───── DATA RECORDS ─────
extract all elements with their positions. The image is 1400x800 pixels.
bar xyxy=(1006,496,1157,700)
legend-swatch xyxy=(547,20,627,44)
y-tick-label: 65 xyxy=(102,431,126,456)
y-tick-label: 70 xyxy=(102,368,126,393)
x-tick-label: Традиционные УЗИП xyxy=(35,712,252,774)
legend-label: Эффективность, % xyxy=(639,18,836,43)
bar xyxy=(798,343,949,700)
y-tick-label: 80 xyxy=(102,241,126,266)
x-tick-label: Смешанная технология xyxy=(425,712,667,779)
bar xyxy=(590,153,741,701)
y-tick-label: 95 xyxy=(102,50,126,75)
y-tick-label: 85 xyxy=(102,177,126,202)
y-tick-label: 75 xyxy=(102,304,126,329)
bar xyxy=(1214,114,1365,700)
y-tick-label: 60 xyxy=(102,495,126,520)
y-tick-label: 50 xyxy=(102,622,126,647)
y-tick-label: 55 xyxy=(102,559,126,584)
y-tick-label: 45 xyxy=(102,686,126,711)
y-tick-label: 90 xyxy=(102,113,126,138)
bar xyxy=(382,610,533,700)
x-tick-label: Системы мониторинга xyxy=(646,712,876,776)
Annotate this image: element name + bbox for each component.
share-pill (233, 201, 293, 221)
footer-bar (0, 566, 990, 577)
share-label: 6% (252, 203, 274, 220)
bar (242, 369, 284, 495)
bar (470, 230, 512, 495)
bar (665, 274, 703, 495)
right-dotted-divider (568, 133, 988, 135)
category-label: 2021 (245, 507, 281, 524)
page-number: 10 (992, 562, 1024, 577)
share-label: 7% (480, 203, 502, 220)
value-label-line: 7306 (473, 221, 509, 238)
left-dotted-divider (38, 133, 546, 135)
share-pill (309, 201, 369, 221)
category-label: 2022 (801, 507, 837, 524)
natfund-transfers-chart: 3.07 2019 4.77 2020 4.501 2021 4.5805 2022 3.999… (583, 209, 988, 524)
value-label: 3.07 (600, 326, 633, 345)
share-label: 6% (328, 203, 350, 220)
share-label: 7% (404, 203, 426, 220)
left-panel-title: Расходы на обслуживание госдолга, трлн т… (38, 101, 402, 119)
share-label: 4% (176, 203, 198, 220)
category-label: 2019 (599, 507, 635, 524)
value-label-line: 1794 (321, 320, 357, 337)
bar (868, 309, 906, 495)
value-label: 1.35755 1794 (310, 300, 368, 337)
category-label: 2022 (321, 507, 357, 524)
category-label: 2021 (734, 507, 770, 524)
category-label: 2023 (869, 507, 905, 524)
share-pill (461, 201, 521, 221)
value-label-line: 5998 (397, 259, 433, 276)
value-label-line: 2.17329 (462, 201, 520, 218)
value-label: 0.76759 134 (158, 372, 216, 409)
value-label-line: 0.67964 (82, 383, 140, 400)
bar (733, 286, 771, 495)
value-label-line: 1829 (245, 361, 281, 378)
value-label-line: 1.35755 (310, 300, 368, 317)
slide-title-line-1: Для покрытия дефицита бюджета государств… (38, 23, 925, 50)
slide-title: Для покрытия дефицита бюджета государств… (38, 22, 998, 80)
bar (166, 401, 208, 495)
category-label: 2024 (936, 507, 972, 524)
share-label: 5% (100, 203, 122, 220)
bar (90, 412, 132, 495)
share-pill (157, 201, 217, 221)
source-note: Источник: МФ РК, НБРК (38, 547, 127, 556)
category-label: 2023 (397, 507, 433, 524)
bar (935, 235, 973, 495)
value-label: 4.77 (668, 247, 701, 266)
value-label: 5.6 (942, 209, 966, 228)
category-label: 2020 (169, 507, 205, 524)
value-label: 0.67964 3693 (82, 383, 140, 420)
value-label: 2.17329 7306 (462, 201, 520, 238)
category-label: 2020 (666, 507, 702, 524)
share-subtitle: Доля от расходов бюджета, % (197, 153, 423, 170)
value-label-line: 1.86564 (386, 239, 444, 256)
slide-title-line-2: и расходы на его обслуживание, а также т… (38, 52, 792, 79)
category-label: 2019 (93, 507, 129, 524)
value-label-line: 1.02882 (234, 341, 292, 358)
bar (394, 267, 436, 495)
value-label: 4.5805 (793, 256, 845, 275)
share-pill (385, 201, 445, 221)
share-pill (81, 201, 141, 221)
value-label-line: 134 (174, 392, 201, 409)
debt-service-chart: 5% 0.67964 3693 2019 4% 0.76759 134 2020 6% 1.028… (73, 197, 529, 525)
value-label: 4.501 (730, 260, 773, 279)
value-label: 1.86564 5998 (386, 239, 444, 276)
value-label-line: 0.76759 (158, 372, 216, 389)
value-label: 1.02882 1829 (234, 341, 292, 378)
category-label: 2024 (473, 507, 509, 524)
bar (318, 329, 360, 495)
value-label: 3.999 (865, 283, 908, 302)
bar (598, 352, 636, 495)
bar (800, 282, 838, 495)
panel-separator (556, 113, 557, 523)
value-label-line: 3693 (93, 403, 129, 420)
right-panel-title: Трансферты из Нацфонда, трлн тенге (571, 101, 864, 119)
─────
■ WHAT THIS TASK INVOLVES ■
Reproduce verbatim everything from the beginning of the listing down to the line that contains "bar xyxy=(1214,114,1365,700)", including that line.

■ FINAL RESULT ■
extract all elements with their positions. The image is 1400x800 pixels.
bar xyxy=(1006,496,1157,700)
legend-swatch xyxy=(547,20,627,44)
y-tick-label: 65 xyxy=(102,431,126,456)
y-tick-label: 70 xyxy=(102,368,126,393)
x-tick-label: Традиционные УЗИП xyxy=(35,712,252,774)
legend-label: Эффективность, % xyxy=(639,18,836,43)
bar xyxy=(798,343,949,700)
y-tick-label: 80 xyxy=(102,241,126,266)
x-tick-label: Смешанная технология xyxy=(425,712,667,779)
bar xyxy=(590,153,741,701)
y-tick-label: 95 xyxy=(102,50,126,75)
y-tick-label: 85 xyxy=(102,177,126,202)
y-tick-label: 75 xyxy=(102,304,126,329)
bar xyxy=(1214,114,1365,700)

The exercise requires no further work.